## EXERCISE INPUT
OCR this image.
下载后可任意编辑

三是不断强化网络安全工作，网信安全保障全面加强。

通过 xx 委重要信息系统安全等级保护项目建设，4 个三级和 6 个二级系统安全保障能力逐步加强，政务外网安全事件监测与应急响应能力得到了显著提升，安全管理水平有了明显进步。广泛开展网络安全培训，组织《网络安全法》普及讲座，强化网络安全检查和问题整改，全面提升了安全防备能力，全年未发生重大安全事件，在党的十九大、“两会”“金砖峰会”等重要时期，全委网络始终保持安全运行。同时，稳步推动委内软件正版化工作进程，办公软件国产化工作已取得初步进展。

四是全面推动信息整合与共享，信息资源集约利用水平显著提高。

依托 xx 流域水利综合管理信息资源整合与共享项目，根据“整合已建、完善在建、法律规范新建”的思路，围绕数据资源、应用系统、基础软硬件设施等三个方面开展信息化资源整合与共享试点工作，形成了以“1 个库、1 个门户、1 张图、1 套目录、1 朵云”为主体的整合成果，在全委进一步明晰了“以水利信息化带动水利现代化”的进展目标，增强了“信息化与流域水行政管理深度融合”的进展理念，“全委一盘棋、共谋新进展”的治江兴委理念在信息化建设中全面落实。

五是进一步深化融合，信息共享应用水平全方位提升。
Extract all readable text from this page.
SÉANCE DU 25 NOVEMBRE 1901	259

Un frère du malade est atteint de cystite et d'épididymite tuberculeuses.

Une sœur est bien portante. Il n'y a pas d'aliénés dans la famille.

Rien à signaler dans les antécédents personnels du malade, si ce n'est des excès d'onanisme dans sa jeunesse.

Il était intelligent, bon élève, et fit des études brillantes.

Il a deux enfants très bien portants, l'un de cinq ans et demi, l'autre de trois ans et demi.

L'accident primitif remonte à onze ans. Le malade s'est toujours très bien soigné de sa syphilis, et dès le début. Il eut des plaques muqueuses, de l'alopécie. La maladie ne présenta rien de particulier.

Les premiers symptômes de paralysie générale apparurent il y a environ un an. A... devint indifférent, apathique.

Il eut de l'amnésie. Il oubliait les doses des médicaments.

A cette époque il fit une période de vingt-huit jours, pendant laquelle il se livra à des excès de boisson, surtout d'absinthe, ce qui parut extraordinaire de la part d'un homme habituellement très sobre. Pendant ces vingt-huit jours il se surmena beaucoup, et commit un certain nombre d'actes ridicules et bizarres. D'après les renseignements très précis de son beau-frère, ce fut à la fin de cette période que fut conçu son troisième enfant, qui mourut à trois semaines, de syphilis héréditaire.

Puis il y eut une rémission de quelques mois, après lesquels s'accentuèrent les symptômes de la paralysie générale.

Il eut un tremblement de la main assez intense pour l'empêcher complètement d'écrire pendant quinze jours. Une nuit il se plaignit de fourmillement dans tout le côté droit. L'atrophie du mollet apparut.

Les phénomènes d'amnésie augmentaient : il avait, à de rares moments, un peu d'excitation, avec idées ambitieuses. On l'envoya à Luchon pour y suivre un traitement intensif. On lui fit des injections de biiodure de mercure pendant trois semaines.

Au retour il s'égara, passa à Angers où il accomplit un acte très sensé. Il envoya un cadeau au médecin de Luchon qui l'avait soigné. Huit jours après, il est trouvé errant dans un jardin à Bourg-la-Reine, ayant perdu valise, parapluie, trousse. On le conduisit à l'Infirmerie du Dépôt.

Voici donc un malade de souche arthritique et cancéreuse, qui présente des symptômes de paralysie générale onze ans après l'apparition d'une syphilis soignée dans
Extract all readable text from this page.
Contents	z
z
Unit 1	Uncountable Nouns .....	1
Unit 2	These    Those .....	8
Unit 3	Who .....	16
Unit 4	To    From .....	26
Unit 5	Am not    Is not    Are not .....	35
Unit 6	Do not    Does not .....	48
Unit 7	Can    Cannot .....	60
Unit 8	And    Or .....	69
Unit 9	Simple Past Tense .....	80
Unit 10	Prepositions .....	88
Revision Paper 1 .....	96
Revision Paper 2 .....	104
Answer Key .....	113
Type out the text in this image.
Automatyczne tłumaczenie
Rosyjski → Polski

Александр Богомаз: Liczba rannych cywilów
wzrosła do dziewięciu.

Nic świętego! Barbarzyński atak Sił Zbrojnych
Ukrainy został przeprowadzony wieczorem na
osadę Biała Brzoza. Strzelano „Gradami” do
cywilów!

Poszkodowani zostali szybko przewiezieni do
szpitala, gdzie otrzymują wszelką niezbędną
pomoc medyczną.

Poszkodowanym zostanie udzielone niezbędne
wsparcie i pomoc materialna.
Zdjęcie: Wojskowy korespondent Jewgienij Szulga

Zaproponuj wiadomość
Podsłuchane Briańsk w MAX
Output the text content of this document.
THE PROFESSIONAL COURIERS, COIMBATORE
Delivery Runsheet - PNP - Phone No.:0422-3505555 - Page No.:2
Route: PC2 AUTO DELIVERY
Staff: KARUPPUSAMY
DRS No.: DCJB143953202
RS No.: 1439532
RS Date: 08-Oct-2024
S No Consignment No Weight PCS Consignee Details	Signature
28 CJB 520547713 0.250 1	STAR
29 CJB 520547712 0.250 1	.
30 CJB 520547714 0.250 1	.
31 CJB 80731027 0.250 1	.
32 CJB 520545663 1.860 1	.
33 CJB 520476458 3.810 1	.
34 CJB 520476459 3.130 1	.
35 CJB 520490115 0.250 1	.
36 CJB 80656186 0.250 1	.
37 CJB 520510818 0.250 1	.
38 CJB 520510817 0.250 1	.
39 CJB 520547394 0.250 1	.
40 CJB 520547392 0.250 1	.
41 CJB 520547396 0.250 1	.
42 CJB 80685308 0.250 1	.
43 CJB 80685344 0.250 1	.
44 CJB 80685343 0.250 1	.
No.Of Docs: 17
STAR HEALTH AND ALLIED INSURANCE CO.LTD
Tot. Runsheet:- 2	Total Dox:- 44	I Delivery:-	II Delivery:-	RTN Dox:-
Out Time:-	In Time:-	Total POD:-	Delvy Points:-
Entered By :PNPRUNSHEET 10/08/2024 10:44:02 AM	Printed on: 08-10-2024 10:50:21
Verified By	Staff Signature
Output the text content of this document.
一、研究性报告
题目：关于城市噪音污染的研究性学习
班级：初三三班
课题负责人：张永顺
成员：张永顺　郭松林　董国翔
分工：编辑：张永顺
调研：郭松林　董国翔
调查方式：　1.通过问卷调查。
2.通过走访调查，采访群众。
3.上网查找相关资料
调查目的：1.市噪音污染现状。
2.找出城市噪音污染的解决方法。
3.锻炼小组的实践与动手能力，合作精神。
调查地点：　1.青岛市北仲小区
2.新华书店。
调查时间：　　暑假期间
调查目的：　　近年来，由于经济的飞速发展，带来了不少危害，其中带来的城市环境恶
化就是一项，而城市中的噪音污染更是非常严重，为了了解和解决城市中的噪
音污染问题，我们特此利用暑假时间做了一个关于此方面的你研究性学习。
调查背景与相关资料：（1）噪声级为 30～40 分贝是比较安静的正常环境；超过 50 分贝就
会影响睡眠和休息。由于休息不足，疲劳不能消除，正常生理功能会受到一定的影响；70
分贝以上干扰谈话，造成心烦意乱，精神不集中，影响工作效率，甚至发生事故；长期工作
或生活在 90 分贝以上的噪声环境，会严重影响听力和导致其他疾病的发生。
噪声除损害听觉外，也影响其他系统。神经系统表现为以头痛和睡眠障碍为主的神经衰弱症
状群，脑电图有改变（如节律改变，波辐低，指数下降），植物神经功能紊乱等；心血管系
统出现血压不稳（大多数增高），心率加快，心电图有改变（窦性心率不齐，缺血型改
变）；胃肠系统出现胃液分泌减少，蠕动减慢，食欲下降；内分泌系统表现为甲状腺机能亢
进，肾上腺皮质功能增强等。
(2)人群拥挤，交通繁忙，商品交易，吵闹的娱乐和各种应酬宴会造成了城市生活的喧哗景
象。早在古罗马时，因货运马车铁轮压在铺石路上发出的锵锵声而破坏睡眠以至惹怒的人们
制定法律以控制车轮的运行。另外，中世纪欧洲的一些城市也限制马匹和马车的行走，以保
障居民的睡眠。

## PROBLEM
Copy every line of the listing that includes the string "excès".

## OUTPUT FOR THIS TASK
Rien à signaler dans les antécédents personnels du malade, si ce n'est des excès d'onanisme dans sa jeunesse.
A cette époque il fit une période de vingt-huit jours, pendant laquelle il se livra à des excès de boisson, surtout d'absinthe, ce qui parut extraordinaire de la part d'un homme habituellement très sobre. Pendant ces vingt-huit jours il se surmena beaucoup, et commit un certain nombre d'actes ridicules et bizarres. D'après les renseignements très précis de son beau-frère, ce fut à la fin de cette période que fut conçu son troisième enfant, qui mourut à trois semaines, de syphilis héréditaire.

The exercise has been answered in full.